**WORK TO DO:** Locate the lines where "title" occurs and copy them as they stand.
-------- EXERCISE MATERIAL
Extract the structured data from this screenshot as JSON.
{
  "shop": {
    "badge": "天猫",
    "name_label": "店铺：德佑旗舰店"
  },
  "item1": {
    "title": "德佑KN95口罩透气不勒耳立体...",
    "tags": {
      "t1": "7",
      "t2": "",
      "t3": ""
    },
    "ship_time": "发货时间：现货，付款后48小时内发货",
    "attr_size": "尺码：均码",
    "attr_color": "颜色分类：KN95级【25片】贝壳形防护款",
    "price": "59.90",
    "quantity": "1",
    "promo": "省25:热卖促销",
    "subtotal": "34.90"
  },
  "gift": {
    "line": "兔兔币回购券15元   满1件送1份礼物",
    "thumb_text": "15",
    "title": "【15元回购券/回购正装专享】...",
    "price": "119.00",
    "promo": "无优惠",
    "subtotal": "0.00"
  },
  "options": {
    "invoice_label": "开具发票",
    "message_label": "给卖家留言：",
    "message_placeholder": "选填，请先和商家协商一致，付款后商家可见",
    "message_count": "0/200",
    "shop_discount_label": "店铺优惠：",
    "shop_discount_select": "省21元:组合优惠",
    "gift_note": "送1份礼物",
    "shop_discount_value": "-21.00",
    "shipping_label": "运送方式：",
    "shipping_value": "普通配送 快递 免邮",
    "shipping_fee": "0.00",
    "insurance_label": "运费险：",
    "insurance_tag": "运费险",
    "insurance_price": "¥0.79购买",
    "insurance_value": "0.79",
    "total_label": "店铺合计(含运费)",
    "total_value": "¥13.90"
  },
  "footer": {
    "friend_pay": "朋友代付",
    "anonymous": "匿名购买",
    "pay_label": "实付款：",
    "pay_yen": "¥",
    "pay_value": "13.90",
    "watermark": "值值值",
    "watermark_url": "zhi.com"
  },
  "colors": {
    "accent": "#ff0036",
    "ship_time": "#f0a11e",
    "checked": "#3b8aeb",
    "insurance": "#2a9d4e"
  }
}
----------------
**COMPLETED EXERCISE:**
    "title": "德佑KN95口罩透气不勒耳立体...",
    "title": "【15元回购券/回购正装专享】...",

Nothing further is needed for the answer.